- _Instruction_:
Will you give the material below again, every line exactly as it is?

--- Start of Given data ---

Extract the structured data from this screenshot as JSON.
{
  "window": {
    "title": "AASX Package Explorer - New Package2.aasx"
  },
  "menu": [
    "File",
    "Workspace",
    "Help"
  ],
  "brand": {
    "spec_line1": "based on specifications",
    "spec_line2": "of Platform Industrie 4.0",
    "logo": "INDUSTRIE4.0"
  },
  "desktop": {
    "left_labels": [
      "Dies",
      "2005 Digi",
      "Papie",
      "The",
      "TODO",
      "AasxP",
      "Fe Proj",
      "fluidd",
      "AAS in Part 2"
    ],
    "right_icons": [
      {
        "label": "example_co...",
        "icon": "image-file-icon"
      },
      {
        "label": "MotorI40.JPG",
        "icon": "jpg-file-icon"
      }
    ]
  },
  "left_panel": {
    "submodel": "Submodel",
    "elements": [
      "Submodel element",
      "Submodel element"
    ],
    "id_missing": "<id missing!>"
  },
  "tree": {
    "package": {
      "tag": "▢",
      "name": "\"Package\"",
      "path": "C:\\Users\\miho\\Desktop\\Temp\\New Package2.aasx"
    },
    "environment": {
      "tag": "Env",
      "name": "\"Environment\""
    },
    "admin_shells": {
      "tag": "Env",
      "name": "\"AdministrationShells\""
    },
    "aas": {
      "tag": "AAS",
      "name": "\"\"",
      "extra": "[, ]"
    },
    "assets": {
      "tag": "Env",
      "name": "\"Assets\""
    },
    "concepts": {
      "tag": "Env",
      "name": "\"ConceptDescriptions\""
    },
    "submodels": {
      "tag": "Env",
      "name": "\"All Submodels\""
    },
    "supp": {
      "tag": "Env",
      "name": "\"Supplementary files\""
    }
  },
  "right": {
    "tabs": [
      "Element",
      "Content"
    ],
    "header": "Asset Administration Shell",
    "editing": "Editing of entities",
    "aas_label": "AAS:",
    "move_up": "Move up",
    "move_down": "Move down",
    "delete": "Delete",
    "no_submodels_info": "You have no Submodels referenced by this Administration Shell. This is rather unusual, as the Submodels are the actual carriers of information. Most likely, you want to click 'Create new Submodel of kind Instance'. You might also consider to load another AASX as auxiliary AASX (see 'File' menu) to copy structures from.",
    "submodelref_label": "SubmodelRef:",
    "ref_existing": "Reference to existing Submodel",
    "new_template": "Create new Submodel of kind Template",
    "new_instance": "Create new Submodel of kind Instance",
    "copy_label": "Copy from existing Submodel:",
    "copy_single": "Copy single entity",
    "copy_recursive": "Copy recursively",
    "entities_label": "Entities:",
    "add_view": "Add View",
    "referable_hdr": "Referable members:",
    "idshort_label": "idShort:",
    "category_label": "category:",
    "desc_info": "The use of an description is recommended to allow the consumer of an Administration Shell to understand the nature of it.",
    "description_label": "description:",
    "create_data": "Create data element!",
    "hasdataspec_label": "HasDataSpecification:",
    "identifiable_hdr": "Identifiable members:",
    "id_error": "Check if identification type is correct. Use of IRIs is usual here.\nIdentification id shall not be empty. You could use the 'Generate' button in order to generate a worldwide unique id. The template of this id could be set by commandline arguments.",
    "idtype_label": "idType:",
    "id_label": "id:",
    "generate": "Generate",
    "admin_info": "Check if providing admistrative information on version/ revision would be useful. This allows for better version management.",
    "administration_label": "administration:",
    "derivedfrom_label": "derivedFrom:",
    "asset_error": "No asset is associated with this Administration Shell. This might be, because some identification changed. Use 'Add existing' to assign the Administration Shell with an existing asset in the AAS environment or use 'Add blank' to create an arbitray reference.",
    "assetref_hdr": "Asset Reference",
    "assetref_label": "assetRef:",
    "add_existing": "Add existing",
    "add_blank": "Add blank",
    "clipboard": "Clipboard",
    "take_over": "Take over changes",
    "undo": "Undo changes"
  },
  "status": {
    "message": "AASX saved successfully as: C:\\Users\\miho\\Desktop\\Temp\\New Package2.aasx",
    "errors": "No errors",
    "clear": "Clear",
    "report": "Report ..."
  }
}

--- End of Given data ---

- _Task result_:
Extract the structured data from this screenshot as JSON.
{
  "window": {
    "title": "AASX Package Explorer - New Package2.aasx"
  },
  "menu": [
    "File",
    "Workspace",
    "Help"
  ],
  "brand": {
    "spec_line1": "based on specifications",
    "spec_line2": "of Platform Industrie 4.0",
    "logo": "INDUSTRIE4.0"
  },
  "desktop": {
    "left_labels": [
      "Dies",
      "2005 Digi",
      "Papie",
      "The",
      "TODO",
      "AasxP",
      "Fe Proj",
      "fluidd",
      "AAS in Part 2"
    ],
    "right_icons": [
      {
        "label": "example_co...",
        "icon": "image-file-icon"
      },
      {
        "label": "MotorI40.JPG",
        "icon": "jpg-file-icon"
      }
    ]
  },
  "left_panel": {
    "submodel": "Submodel",
    "elements": [
      "Submodel element",
      "Submodel element"
    ],
    "id_missing": "<id missing!>"
  },
  "tree": {
    "package": {
      "tag": "▢",
      "name": "\"Package\"",
      "path": "C:\\Users\\miho\\Desktop\\Temp\\New Package2.aasx"
    },
    "environment": {
      "tag": "Env",
      "name": "\"Environment\""
    },
    "admin_shells": {
      "tag": "Env",
      "name": "\"AdministrationShells\""
    },
    "aas": {
      "tag": "AAS",
      "name": "\"\"",
      "extra": "[, ]"
    },
    "assets": {
      "tag": "Env",
      "name": "\"Assets\""
    },
    "concepts": {
      "tag": "Env",
      "name": "\"ConceptDescriptions\""
    },
    "submodels": {
      "tag": "Env",
      "name": "\"All Submodels\""
    },
    "supp": {
      "tag": "Env",
      "name": "\"Supplementary files\""
    }
  },
  "right": {
    "tabs": [
      "Element",
      "Content"
    ],
    "header": "Asset Administration Shell",
    "editing": "Editing of entities",
    "aas_label": "AAS:",
    "move_up": "Move up",
    "move_down": "Move down",
    "delete": "Delete",
    "no_submodels_info": "You have no Submodels referenced by this Administration Shell. This is rather unusual, as the Submodels are the actual carriers of information. Most likely, you want to click 'Create new Submodel of kind Instance'. You might also consider to load another AASX as auxiliary AASX (see 'File' menu) to copy structures from.",
    "submodelref_label": "SubmodelRef:",
    "ref_existing": "Reference to existing Submodel",
    "new_template": "Create new Submodel of kind Template",
    "new_instance": "Create new Submodel of kind Instance",
    "copy_label": "Copy from existing Submodel:",
    "copy_single": "Copy single entity",
    "copy_recursive": "Copy recursively",
    "entities_label": "Entities:",
    "add_view": "Add View",
    "referable_hdr": "Referable members:",
    "idshort_label": "idShort:",
    "category_label": "category:",
    "desc_info": "The use of an description is recommended to allow the consumer of an Administration Shell to understand the nature of it.",
    "description_label": "description:",
    "create_data": "Create data element!",
    "hasdataspec_label": "HasDataSpecification:",
    "identifiable_hdr": "Identifiable members:",
    "id_error": "Check if identification type is correct. Use of IRIs is usual here.\nIdentification id shall not be empty. You could use the 'Generate' button in order to generate a worldwide unique id. The template of this id could be set by commandline arguments.",
    "idtype_label": "idType:",
    "id_label": "id:",
    "generate": "Generate",
    "admin_info": "Check if providing admistrative information on version/ revision would be useful. This allows for better version management.",
    "administration_label": "administration:",
    "derivedfrom_label": "derivedFrom:",
    "asset_error": "No asset is associated with this Administration Shell. This might be, because some identification changed. Use 'Add existing' to assign the Administration Shell with an existing asset in the AAS environment or use 'Add blank' to create an arbitray reference.",
    "assetref_hdr": "Asset Reference",
    "assetref_label": "assetRef:",
    "add_existing": "Add existing",
    "add_blank": "Add blank",
    "clipboard": "Clipboard",
    "take_over": "Take over changes",
    "undo": "Undo changes"
  },
  "status": {
    "message": "AASX saved successfully as: C:\\Users\\miho\\Desktop\\Temp\\New Package2.aasx",
    "errors": "No errors",
    "clear": "Clear",
    "report": "Report ..."
  }
}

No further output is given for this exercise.